___ TRECHO DO DOCUMENTO ___

Amarela, vermelha e preta: as cores nas embalagens de medicamentos não são aleatórias. Definidas pela de Vigilância Sanitária (Anvisa), elas classificam os remédios conforme os riscos que representam aos pacientes, atuando como um sistema de segurança. Essa padronização também auxilia farmacêuticos a assegurar a correta dispensação, garantindo que o paciente receba exatamente o medicamento prescrito.
Medicamentos isentos de prescrição (MIP), aqueles que não exigem receita médica, também seguem rigorosos padrões de qualidade, segurança e eficácia estabelecidos pela legislação sanitária. Esses medicamentos, listados na Lista de Medicamentos Isentos de Prescrição (LMIP), são destinados ao tratamento de condições não consideradas graves ou de evolução lenta.
A tarja amarela identifica medicamentos genéricos, tanto os que exigem quanto os que não exigem prescrição médica. Quando um genérico tarjado, sua embalagem combina o amarelo com as cores vermelha ou preta, indicando a necessidade ou não de receita.
Medicamentos com tarja vermelha apresentam um risco intermediário de efeitos adversos e exigem prescrição médica. Dentro desta categoria, alguns necessitam que a receita fique retida na farmácia, devido a um controle especial. A embalagem sempre informa sobre a necessidade de prescrição e retenção da receita, além dos riscos inerentes ao medicamento. A legislação brasileira proíbe o uso de cores que possam confundir a identificação da tarja vermelha.
Já os medicamentos com tarja preta geralmente afetam o sistema nervoso central, com potencial para causar dependência ou mesmo levar ao óbito. A aquisição destes medicamentos exige a apresentação da receita médica, que é retida pela farmácia. A identificação do nome comercial e da denominação genérica dos princípios ativos deve ser clara e igualmente destacada nos rótulos.

___ SEÇÃO DE DADOS ___

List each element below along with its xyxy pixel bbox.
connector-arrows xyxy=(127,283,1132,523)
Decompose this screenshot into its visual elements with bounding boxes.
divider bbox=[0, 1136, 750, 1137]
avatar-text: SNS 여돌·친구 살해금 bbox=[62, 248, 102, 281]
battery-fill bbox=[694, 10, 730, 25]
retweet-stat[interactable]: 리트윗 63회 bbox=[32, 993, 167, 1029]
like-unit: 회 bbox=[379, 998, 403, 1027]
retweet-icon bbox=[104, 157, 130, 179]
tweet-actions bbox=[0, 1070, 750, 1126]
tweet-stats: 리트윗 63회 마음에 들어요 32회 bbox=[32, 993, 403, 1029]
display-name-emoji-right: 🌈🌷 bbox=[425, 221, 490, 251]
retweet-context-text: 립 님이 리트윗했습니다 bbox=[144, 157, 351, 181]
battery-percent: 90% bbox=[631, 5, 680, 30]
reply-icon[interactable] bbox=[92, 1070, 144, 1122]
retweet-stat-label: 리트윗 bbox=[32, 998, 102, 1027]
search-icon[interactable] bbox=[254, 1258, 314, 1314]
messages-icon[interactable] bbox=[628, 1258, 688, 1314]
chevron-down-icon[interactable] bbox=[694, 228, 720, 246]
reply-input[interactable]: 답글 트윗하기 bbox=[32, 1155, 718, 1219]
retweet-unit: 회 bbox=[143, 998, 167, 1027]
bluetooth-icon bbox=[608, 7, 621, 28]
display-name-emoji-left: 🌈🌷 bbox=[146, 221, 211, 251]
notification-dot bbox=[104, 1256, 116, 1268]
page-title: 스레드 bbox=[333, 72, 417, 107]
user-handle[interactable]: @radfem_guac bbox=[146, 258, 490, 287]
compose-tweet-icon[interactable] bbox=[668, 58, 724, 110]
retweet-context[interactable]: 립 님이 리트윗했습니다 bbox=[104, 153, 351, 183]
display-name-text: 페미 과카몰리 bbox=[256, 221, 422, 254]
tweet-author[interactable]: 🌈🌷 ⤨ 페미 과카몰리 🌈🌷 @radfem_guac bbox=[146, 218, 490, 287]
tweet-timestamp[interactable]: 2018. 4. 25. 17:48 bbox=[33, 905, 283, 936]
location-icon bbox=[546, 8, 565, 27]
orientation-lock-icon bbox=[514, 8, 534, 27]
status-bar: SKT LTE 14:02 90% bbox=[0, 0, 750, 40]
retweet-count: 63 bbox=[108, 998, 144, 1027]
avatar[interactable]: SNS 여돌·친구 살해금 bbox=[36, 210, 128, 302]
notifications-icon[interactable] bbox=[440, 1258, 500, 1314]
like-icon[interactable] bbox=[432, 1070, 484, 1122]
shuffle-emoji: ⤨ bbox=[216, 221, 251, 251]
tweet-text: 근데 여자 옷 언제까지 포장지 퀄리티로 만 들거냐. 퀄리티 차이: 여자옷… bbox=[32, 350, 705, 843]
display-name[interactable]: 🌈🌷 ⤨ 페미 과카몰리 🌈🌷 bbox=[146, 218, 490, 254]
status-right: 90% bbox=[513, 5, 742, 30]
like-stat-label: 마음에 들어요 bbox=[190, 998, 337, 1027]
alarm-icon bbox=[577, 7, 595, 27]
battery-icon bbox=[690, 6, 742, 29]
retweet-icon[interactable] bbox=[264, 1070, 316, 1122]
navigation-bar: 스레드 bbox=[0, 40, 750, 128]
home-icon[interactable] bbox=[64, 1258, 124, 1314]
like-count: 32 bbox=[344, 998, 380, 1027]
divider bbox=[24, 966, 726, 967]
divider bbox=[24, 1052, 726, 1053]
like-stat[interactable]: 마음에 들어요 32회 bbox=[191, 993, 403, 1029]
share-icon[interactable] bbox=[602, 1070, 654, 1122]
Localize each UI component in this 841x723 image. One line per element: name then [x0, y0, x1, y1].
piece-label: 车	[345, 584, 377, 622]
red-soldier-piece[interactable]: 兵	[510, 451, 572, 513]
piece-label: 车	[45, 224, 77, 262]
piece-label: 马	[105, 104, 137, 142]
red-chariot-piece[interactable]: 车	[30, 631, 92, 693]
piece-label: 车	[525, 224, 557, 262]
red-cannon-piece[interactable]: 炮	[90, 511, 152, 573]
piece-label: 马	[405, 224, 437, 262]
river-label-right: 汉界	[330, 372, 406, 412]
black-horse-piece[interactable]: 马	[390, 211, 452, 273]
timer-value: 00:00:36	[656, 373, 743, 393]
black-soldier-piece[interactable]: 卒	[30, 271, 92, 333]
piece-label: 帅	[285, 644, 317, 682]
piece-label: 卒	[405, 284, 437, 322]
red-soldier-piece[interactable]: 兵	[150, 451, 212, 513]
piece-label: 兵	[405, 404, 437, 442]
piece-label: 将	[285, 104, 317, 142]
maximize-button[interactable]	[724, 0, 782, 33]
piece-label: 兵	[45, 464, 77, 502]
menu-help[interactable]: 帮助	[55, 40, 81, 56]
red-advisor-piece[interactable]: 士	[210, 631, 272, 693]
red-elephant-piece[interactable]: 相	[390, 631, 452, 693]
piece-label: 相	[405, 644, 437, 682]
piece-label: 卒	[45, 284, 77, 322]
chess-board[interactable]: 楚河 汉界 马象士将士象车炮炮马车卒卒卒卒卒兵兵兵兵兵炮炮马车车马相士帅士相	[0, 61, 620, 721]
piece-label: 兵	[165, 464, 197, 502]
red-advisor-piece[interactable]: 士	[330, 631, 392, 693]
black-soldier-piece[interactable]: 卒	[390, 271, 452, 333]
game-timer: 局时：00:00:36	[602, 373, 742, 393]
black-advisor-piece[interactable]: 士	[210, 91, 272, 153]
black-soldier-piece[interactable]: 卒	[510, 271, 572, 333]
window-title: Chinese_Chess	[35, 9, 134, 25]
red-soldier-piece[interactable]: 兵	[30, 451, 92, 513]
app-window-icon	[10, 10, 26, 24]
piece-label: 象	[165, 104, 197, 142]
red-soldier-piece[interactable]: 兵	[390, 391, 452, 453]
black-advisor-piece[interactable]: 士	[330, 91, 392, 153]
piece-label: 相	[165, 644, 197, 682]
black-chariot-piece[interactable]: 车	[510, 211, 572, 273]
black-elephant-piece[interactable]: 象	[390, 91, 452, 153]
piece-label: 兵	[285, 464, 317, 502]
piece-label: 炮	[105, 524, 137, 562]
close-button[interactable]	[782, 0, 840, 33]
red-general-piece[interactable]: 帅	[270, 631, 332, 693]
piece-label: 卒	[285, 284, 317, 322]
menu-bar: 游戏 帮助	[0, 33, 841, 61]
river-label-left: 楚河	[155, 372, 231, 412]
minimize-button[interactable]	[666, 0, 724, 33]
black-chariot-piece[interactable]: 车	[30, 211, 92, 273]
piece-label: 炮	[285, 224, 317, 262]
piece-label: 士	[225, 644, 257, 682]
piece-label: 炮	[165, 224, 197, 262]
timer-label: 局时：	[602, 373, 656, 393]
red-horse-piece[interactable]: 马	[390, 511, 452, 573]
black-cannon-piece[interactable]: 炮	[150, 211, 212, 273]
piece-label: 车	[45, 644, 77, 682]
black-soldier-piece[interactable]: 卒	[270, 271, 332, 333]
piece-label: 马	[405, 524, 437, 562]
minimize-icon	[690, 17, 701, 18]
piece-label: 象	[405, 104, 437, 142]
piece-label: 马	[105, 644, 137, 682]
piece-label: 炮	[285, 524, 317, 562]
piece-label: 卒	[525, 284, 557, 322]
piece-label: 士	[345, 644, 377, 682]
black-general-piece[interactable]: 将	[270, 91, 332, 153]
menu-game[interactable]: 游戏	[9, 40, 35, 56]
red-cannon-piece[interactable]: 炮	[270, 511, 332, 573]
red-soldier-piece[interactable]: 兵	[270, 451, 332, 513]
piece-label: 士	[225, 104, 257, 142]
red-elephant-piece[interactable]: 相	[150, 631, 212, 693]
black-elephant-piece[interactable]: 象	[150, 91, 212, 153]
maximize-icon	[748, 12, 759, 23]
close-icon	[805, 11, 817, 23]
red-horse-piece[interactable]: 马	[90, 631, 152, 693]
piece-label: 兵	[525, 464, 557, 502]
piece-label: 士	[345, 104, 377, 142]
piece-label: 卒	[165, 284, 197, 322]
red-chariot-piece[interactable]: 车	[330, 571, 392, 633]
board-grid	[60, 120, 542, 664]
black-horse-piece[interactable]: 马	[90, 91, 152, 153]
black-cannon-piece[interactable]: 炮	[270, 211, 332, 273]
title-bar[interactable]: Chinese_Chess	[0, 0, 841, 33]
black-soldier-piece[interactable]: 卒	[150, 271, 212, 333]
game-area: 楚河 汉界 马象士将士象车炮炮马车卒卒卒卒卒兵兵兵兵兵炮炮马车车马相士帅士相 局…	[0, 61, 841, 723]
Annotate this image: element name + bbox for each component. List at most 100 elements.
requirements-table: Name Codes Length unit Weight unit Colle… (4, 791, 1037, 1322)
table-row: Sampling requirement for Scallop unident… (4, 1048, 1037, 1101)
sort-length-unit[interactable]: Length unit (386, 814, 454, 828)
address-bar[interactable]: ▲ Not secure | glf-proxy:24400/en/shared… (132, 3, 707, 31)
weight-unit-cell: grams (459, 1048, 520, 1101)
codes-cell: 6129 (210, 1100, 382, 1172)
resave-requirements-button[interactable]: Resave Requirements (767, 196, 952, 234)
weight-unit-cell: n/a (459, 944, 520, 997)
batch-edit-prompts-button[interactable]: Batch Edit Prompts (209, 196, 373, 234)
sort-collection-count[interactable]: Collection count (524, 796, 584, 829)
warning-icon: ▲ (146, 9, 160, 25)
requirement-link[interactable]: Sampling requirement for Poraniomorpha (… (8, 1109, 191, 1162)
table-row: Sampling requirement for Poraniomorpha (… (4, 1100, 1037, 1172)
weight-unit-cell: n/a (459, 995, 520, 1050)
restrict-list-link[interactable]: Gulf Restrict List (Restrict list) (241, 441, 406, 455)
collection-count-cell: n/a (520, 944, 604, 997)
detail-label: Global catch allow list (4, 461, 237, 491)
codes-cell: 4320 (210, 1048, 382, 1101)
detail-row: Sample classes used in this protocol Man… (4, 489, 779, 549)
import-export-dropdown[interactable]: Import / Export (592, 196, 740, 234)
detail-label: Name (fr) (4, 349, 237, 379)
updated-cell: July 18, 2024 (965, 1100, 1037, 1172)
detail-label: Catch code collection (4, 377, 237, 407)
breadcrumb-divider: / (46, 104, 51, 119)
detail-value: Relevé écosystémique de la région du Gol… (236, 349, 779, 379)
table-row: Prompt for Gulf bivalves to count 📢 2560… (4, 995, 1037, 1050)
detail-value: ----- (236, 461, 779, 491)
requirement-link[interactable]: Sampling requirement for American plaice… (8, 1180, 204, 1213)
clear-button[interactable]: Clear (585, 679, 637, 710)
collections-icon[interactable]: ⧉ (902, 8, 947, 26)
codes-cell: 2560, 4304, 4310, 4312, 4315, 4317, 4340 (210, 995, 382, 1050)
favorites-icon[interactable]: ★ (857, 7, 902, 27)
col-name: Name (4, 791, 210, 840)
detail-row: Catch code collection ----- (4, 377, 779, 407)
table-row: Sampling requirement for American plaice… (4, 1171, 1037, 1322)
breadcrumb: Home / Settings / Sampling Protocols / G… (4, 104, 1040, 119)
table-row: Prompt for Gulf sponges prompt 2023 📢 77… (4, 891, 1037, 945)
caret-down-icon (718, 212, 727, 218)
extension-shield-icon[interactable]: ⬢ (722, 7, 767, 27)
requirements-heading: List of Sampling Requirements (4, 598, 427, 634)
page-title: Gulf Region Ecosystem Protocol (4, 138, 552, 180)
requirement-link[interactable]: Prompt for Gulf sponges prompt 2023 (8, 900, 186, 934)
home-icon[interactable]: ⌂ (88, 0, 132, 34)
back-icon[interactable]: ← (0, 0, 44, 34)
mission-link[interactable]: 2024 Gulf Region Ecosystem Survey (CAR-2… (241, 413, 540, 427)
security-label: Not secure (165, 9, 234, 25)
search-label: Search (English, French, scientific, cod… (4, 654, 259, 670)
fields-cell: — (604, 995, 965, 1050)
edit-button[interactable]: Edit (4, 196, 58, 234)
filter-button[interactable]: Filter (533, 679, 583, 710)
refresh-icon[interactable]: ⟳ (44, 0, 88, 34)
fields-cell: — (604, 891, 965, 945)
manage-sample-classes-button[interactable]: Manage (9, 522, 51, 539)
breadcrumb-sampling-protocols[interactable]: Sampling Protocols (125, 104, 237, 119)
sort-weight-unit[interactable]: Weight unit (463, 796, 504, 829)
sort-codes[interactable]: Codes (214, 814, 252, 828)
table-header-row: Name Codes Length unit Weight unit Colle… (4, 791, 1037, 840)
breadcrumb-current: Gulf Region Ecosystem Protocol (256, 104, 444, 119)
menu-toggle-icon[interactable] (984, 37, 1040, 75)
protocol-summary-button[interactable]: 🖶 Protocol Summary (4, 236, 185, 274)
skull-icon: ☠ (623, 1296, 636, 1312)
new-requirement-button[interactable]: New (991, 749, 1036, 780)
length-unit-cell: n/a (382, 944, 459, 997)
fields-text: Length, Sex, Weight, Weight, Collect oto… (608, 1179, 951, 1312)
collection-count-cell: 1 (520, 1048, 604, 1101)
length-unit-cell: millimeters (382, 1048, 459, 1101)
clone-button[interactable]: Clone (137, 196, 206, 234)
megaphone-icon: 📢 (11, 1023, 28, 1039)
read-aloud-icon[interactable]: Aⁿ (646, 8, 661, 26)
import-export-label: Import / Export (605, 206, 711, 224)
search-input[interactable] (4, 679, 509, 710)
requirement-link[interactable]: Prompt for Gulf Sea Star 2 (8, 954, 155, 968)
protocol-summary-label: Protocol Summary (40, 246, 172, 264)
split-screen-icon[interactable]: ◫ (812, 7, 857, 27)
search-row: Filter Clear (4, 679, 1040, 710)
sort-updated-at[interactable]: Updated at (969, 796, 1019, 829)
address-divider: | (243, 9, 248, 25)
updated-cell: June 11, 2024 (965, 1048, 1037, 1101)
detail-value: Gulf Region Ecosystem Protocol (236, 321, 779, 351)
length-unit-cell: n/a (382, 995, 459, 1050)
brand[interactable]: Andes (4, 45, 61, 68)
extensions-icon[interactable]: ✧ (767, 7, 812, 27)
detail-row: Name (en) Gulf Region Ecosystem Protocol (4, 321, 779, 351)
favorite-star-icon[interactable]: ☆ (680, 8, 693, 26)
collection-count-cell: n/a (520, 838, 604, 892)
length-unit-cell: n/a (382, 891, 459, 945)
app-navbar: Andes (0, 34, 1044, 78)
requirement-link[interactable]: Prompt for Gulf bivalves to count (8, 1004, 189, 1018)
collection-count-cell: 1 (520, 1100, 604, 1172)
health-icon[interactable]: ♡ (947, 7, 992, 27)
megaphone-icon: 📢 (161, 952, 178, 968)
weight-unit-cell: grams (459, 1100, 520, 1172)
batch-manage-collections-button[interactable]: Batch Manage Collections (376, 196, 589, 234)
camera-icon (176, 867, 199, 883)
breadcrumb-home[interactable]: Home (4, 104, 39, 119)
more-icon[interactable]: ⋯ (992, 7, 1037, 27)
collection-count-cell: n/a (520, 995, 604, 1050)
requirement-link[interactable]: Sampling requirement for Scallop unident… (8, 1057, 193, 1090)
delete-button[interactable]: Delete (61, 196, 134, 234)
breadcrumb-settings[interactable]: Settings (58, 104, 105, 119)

___

== CONJUNTO DE TAREFAS ==
- A) Responda com base no texto sobre as tarjas de medicamentos:
(i) Em que lista estão relacionados os medicamentos isentos de prescrição?
(ii) Que tarja identifica os medicamentos genéricos?
(iii) O que a farmácia faz com a receita na compra de um medicamento de tarja preta?
- B) Reproduza, por favor, sem alterações o trecho do texto sobre as tarjas de medicamentos que vai de "Amarela, vermelha e" até "de evolução lenta.", incluindo este último.

== RESPOSTAS EM ORDEM ==
- A)
(i) Na Lista de Medicamentos Isentos de Prescrição (LMIP).
(ii) A tarja amarela.
(iii) Retém a receita.

- B)
Amarela, vermelha e preta: as cores nas embalagens de medicamentos não são aleatórias. Definidas pela de Vigilância Sanitária (Anvisa), elas classificam os remédios conforme os riscos que representam aos pacientes, atuando como um sistema de segurança. Essa padronização também auxilia farmacêuticos a assegurar a correta dispensação, garantindo que o paciente receba exatamente o medicamento prescrito.
Medicamentos isentos de prescrição (MIP), aqueles que não exigem receita médica, também seguem rigorosos padrões de qualidade, segurança e eficácia estabelecidos pela legislação sanitária. Esses medicamentos, listados na Lista de Medicamentos Isentos de Prescrição (LMIP), são destinados ao tratamento de condições não consideradas graves ou de evolução lenta.